| Liquidazione controllata per i debitori sovra-inde |
venerdì 2 febbraio 2024 |
| Liquidazione controllata per i debitori sovra-indebitati: sì anche sulla base di redditi futuri con una durata non inferiore a tre anni
Con la recente sentenza della Corte Costituzionale n. 6 del 19 gennaio scorso sono stati meglio precisati i confini e le modalità della procedura di liquidazione controllata: il debitore sovra-indebitato potrà infatti accedere a quest’ultima anche sulla base dei soli redditi futuri e dei beni sopravvenuti dopo l’apertura della stessa. Ciò in virtù dell’applicazione dell’art. 2740 c.c. secondo cui il debitore risponde delle obbligazioni assunte con tutti i propri beni presenti e futuri.
La liquidazione controllata è una delle tre procedure concorsuali che sono state disciplinate dal Legislatore per le persone fisiche non imprenditori, i professionisti, le imprese minori, le start up innovative, le imprese agricole, i consumatori, i soci di società di capitali e in generale per tutti soggetti che, considerata la loro natura, non possono essere sottoposti a liquidazione giudiziale.
È una procedura diretta a monetizzare tutti i beni del debitore, tranne quelli impignorabili e quelli necessari al mantenimento suo e della sua famiglia; il ricavato ottenuto sarà poi utilizzato per soddisfare i creditori, in un’ottica di par condicio creditorum, salve le cause legittime di prelazione. È un istituto che nelle sue linee rammenta, in un ambito più ristretto e meno articolato, le caratteristiche della liquidazione giudiziale applicabile, invece, alle imprese commerciali non minori (e cioè che superano le cosiddette soglie di fallibilità previste dall’art. 2, c. 1 lett. d) CCII) in stato di insolvenza.

• Elenco fornito
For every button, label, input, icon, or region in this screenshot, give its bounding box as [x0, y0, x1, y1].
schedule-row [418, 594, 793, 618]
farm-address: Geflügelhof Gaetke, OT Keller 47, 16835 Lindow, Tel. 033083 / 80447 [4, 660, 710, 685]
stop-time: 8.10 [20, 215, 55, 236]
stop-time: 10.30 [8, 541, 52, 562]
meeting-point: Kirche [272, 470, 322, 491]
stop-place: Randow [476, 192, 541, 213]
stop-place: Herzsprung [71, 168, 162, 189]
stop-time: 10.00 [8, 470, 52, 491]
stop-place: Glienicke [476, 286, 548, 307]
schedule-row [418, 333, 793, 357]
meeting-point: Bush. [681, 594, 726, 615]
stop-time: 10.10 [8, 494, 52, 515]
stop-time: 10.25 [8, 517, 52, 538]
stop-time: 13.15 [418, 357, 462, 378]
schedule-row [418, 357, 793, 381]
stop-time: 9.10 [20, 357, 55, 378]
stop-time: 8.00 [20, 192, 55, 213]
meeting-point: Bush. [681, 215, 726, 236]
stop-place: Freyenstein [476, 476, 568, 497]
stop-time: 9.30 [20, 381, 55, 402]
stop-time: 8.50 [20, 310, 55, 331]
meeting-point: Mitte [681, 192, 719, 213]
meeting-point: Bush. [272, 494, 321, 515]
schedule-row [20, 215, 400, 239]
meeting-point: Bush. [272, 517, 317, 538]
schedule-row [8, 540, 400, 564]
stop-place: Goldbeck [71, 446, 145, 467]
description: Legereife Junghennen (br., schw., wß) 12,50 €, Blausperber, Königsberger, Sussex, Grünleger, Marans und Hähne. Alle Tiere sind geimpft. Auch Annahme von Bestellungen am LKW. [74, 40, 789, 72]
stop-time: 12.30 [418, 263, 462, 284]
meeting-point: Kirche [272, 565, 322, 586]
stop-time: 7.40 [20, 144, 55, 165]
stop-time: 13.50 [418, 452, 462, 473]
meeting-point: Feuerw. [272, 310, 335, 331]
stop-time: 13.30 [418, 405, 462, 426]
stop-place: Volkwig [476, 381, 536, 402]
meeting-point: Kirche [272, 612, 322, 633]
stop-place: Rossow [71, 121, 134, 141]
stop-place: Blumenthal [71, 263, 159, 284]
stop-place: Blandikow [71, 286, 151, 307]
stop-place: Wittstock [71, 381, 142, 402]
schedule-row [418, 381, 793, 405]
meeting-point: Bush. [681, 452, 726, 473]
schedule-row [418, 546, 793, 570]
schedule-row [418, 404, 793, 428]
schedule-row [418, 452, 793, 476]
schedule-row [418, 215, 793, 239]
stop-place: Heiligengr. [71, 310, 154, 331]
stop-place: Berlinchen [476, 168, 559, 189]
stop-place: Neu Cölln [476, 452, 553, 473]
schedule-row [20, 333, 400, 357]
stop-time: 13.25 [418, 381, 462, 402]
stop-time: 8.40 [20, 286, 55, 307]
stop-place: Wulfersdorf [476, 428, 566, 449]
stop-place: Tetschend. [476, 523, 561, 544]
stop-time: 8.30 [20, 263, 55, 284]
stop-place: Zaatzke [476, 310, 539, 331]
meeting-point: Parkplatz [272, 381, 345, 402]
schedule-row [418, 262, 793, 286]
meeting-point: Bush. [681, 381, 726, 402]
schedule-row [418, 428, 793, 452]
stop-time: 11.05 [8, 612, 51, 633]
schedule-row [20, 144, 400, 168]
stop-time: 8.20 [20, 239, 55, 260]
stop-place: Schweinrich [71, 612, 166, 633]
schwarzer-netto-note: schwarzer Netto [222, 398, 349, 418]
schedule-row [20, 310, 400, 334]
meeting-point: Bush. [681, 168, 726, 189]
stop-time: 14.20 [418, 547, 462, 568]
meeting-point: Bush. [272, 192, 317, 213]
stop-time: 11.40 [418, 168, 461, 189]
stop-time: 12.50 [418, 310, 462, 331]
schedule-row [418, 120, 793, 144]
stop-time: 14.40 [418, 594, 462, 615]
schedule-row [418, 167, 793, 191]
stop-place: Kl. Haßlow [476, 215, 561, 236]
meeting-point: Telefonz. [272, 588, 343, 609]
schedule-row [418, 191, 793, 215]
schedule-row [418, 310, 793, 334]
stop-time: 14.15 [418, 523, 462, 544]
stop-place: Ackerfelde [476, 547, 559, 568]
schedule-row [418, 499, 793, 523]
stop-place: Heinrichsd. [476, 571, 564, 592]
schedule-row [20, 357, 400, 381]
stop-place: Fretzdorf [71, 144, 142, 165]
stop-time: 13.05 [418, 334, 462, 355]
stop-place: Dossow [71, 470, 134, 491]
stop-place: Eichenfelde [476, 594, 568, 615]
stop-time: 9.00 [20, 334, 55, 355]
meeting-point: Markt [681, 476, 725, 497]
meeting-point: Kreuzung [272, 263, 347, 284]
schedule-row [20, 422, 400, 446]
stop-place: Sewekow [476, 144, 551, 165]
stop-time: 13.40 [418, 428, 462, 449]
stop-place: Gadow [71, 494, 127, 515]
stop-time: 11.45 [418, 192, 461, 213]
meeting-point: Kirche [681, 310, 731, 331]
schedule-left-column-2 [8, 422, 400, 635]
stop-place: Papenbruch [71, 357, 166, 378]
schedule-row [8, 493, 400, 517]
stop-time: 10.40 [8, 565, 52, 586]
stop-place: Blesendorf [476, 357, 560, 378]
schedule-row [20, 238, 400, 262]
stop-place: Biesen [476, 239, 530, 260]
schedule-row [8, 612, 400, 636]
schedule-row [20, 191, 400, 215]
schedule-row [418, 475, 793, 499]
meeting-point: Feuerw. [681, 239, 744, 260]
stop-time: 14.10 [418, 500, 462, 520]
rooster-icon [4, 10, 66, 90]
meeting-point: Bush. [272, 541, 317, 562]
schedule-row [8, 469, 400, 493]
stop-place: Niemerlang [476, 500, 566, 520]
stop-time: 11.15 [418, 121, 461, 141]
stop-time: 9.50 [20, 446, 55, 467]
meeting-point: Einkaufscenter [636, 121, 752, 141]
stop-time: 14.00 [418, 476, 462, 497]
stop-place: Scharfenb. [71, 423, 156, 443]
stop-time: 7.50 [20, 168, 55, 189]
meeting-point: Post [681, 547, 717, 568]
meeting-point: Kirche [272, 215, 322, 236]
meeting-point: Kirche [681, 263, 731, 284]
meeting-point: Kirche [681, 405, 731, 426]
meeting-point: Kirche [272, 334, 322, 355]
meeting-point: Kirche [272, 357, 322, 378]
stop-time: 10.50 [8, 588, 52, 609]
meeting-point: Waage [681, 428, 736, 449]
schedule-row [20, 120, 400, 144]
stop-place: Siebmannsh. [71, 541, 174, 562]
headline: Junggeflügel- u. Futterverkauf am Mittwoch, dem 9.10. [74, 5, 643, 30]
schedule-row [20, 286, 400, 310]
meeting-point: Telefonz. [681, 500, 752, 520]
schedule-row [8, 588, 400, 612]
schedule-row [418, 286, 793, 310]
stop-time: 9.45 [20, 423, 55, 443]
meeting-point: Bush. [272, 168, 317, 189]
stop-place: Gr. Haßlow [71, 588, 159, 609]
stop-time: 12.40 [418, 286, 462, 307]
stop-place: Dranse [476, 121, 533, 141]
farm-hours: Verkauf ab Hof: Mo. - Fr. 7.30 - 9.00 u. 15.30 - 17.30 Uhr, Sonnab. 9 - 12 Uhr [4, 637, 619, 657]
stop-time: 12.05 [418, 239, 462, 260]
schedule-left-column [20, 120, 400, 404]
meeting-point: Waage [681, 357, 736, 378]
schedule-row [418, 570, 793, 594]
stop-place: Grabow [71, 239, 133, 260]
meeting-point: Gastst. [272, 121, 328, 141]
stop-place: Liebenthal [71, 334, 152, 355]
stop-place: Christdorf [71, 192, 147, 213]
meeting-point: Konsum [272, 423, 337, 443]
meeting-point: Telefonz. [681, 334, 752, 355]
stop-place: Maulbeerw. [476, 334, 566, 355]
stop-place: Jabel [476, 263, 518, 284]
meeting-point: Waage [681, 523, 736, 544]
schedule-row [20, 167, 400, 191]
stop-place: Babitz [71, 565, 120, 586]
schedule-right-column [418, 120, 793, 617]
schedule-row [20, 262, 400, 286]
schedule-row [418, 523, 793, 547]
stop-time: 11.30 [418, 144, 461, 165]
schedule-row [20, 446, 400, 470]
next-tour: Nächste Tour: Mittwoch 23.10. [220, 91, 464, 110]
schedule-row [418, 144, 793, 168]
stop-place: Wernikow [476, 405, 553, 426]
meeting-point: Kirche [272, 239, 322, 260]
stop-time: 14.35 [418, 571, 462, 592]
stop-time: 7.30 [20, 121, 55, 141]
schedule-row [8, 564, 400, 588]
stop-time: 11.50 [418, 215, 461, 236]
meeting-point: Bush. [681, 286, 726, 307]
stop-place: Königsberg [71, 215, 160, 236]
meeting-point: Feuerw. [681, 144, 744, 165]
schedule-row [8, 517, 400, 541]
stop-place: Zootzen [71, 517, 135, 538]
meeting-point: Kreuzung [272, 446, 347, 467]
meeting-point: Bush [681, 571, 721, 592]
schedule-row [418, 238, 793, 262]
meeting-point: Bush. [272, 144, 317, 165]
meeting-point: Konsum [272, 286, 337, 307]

• Lavoro richiesto
A: Rispondi a queste domande sull'articolo sulla liquidazione controllata:
(i) Qual è il numero della sentenza della Corte Costituzionale citata e in che giorno è stata emessa?
(ii) Secondo l'art. 2740 c.c., con quali beni il debitore risponde delle obbligazioni assunte?
(iii) Quali beni del debitore restano esclusi dalla monetizzazione?
B: Riscrivi il tratto dell'articolo sulla liquidazione controllata che va da "È una procedura" giù fino a "stato di insolvenza.", cambiando "ricavato" in "provento".
L'elenco non serve per svolgere il lavoro.

• Risposte fornite
A:
(i) È la sentenza n. 6, del 19 gennaio.
(ii) Il debitore risponde con tutti i propri beni presenti e futuri.
(iii) Restano esclusi i beni impignorabili e quelli necessari al mantenimento suo e della sua famiglia.

B:
È una procedura diretta a monetizzare tutti i beni del debitore, tranne quelli impignorabili e quelli necessari al mantenimento suo e della sua famiglia; il provento ottenuto sarà poi utilizzato per soddisfare i creditori, in un’ottica di par condicio creditorum, salve le cause legittime di prelazione. È un istituto che nelle sue linee rammenta, in un ambito più ristretto e meno articolato, le caratteristiche della liquidazione giudiziale applicabile, invece, alle imprese commerciali non minori (e cioè che superano le cosiddette soglie di fallibilità previste dall’art. 2, c. 1 lett. d) CCII) in stato di insolvenza.